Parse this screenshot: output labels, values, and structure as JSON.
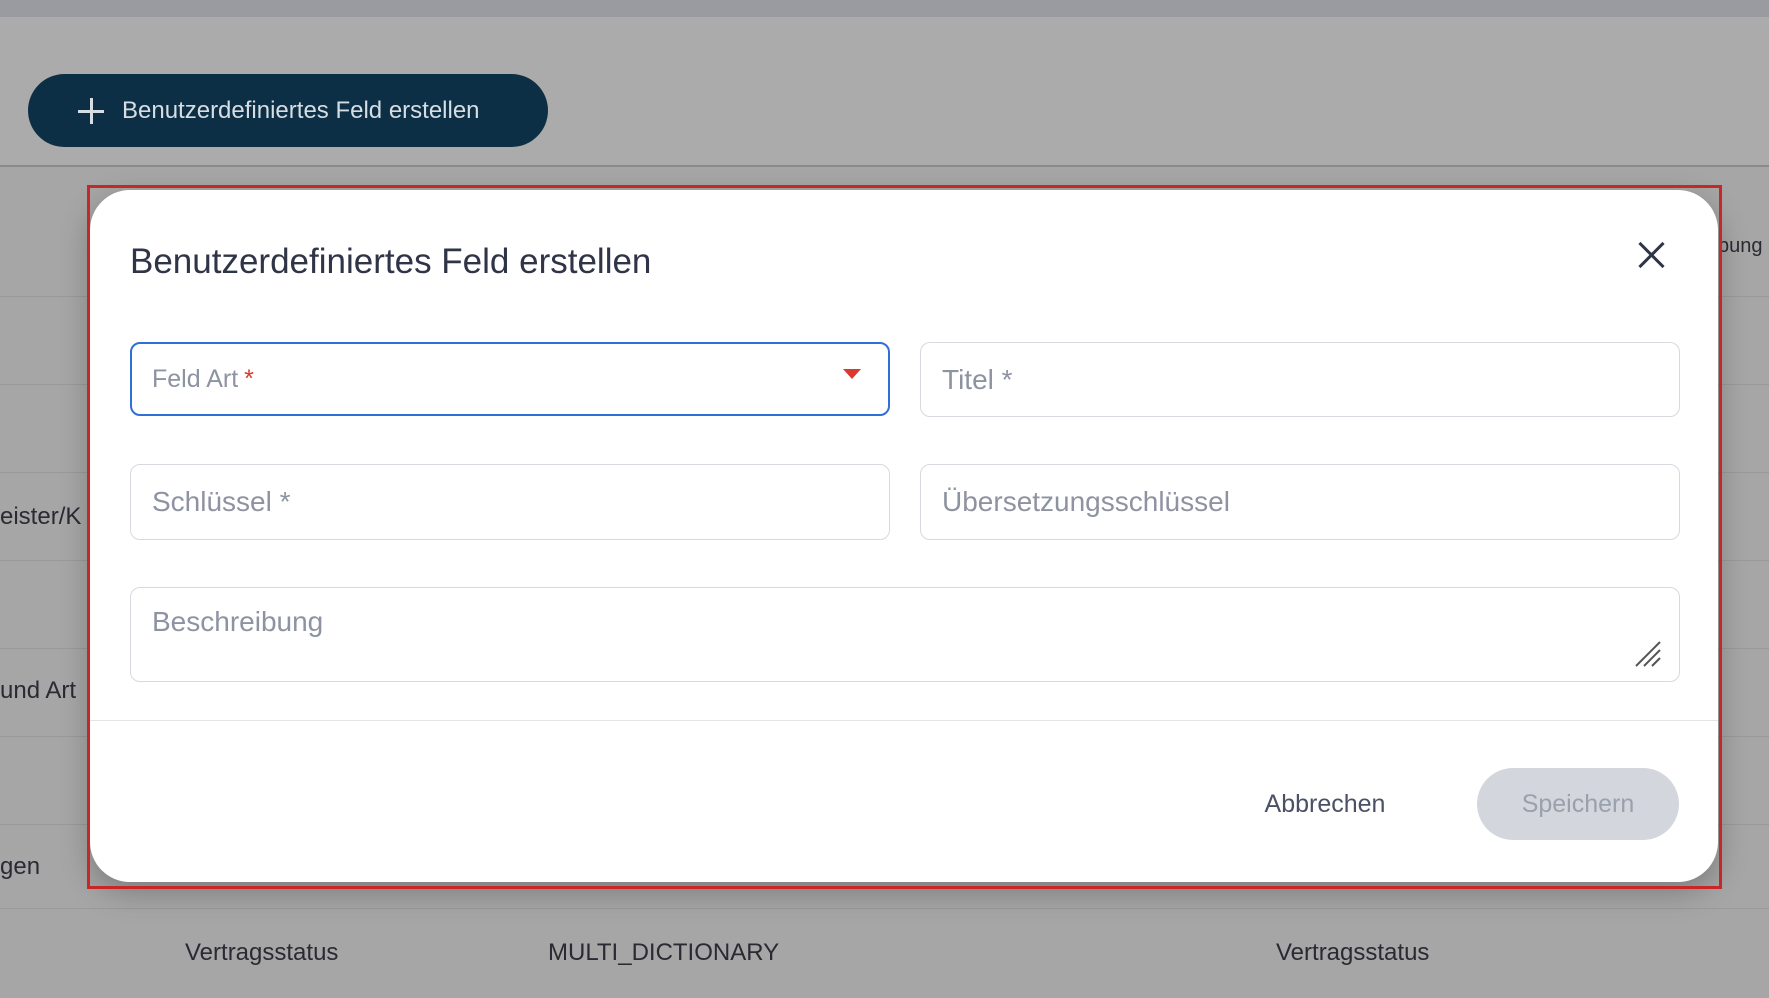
{
  "toolbar": {
    "create_button_label": "Benutzerdefiniertes Feld erstellen"
  },
  "background_table": {
    "fragments": [
      "bung",
      "eister/K",
      "und Art",
      "gen"
    ],
    "row": {
      "name": "Vertragsstatus",
      "type": "MULTI_DICTIONARY",
      "translation": "Vertragsstatus"
    }
  },
  "dialog": {
    "title": "Benutzerdefiniertes Feld erstellen",
    "fields": {
      "field_type": {
        "placeholder": "Feld Art",
        "required_mark": "*"
      },
      "title": {
        "placeholder": "Titel *"
      },
      "key": {
        "placeholder": "Schlüssel *"
      },
      "translation_key": {
        "placeholder": "Übersetzungsschlüssel"
      },
      "description": {
        "placeholder": "Beschreibung"
      }
    },
    "actions": {
      "cancel": "Abbrechen",
      "save": "Speichern"
    }
  },
  "colors": {
    "primary": "#0d2f45",
    "focus": "#2f6fd6",
    "required": "#d83a2e",
    "disabled": "#d3d6dc"
  }
}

Given task: Reproduce each entry precisely. Leave the pictures out.

Exercise answer:
Parse this screenshot: output labels, values, and structure as JSON.
{
  "toolbar": {
    "create_button_label": "Benutzerdefiniertes Feld erstellen"
  },
  "background_table": {
    "fragments": [
      "bung",
      "eister/K",
      "und Art",
      "gen"
    ],
    "row": {
      "name": "Vertragsstatus",
      "type": "MULTI_DICTIONARY",
      "translation": "Vertragsstatus"
    }
  },
  "dialog": {
    "title": "Benutzerdefiniertes Feld erstellen",
    "fields": {
      "field_type": {
        "placeholder": "Feld Art",
        "required_mark": "*"
      },
      "title": {
        "placeholder": "Titel *"
      },
      "key": {
        "placeholder": "Schlüssel *"
      },
      "translation_key": {
        "placeholder": "Übersetzungsschlüssel"
      },
      "description": {
        "placeholder": "Beschreibung"
      }
    },
    "actions": {
      "cancel": "Abbrechen",
      "save": "Speichern"
    }
  },
  "colors": {
    "primary": "#0d2f45",
    "focus": "#2f6fd6",
    "required": "#d83a2e",
    "disabled": "#d3d6dc"
  }
}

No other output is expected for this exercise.